§ Task description: For each line in the data below that holds "Consecutive", return a copy.

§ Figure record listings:
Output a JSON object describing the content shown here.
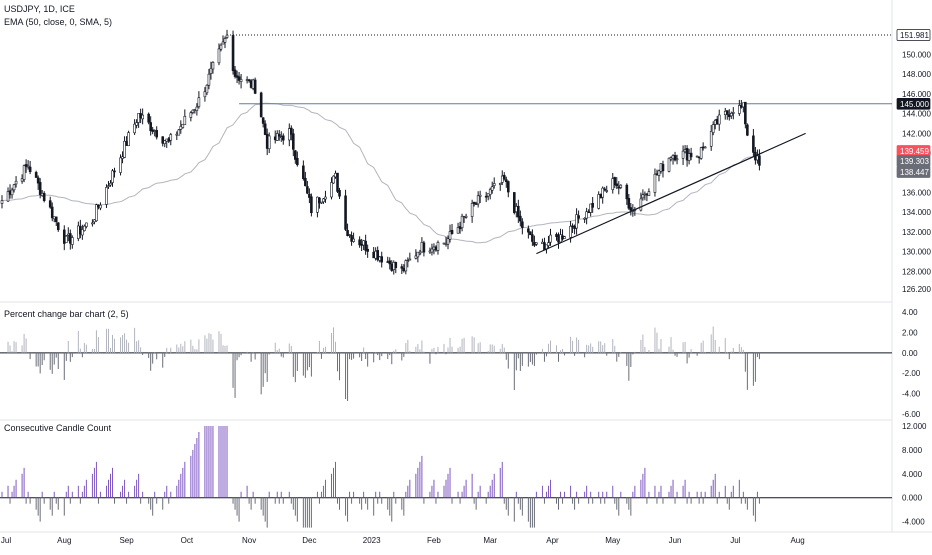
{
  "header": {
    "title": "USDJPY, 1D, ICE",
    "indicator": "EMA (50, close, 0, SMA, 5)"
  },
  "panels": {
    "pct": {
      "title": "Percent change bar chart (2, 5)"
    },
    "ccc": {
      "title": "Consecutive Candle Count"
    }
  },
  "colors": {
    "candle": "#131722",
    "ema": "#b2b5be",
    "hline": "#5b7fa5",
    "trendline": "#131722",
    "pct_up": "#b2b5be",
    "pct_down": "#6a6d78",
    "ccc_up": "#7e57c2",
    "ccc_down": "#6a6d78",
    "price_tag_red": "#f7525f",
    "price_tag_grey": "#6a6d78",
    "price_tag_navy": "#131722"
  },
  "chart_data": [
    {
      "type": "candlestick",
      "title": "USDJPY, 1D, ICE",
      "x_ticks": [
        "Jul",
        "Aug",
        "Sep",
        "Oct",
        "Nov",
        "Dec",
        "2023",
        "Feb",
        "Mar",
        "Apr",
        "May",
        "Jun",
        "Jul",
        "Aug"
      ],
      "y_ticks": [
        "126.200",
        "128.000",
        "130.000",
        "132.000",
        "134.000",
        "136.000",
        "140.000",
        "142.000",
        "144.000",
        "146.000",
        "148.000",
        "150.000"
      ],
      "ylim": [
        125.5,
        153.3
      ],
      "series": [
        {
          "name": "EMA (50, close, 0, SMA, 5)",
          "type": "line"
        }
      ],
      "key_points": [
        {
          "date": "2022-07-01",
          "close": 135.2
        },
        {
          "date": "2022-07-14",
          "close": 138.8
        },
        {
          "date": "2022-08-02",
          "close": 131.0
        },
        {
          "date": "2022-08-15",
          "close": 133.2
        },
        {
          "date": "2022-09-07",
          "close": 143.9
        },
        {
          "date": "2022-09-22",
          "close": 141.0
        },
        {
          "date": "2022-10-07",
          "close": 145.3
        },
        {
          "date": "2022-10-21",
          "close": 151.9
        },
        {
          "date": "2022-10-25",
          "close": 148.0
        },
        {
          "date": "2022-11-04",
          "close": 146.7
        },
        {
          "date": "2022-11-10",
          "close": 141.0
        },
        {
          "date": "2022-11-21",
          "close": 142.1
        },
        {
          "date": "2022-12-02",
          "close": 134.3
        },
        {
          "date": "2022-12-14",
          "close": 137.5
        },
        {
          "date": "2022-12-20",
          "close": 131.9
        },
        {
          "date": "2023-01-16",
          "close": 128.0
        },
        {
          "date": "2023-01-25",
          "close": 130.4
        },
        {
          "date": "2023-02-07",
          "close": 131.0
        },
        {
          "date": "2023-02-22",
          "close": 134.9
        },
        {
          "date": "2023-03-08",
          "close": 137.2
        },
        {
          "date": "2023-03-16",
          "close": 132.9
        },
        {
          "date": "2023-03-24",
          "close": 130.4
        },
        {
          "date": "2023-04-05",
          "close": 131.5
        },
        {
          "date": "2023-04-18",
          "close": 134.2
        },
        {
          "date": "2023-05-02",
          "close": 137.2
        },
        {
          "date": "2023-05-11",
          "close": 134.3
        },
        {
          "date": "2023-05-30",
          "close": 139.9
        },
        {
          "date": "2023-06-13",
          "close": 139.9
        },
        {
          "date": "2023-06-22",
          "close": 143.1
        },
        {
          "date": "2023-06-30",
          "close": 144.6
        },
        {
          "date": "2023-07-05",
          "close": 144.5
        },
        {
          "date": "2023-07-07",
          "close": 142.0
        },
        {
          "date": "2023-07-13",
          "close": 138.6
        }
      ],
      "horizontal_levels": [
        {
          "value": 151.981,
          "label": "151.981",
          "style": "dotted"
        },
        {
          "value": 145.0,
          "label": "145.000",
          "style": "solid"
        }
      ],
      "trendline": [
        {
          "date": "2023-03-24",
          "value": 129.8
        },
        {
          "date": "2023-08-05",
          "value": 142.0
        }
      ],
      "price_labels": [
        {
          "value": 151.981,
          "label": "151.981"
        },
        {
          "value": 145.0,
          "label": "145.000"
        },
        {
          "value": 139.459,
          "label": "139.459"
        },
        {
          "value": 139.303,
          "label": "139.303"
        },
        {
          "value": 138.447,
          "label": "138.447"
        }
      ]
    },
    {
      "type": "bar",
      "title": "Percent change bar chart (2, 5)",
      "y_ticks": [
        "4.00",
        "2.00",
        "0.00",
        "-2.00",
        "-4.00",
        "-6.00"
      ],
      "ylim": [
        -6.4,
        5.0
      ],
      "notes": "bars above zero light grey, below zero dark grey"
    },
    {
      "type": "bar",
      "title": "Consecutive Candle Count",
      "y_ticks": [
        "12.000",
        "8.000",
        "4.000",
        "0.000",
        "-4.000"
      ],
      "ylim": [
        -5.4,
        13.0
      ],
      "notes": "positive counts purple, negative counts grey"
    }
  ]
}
---
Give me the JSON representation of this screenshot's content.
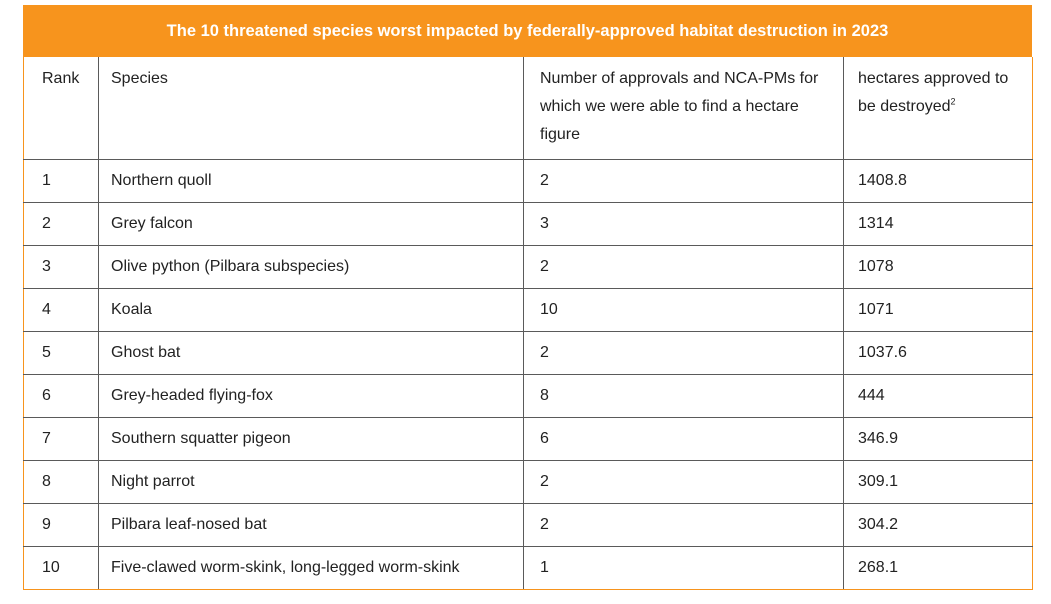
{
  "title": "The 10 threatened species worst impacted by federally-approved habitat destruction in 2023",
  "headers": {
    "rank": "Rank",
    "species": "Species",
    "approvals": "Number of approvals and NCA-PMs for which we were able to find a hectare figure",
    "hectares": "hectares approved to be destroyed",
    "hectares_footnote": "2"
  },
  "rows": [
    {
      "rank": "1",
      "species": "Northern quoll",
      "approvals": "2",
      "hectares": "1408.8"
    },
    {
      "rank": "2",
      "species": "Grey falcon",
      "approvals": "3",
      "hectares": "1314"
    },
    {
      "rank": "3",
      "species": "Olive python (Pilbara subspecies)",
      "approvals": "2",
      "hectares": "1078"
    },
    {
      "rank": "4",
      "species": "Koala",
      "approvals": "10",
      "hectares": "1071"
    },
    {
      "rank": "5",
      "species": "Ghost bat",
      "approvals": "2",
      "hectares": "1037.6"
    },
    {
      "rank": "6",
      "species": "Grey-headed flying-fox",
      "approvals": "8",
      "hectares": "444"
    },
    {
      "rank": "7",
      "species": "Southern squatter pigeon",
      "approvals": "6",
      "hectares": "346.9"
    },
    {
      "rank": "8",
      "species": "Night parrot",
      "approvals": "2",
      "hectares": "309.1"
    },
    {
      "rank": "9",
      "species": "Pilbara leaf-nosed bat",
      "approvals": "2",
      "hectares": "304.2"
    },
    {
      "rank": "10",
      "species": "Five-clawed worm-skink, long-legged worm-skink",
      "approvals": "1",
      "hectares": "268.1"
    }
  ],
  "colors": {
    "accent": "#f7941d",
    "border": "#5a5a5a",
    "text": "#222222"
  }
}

§ Finished task:
      "title": "Consecutive Candle Count"
      "title": "Consecutive Candle Count",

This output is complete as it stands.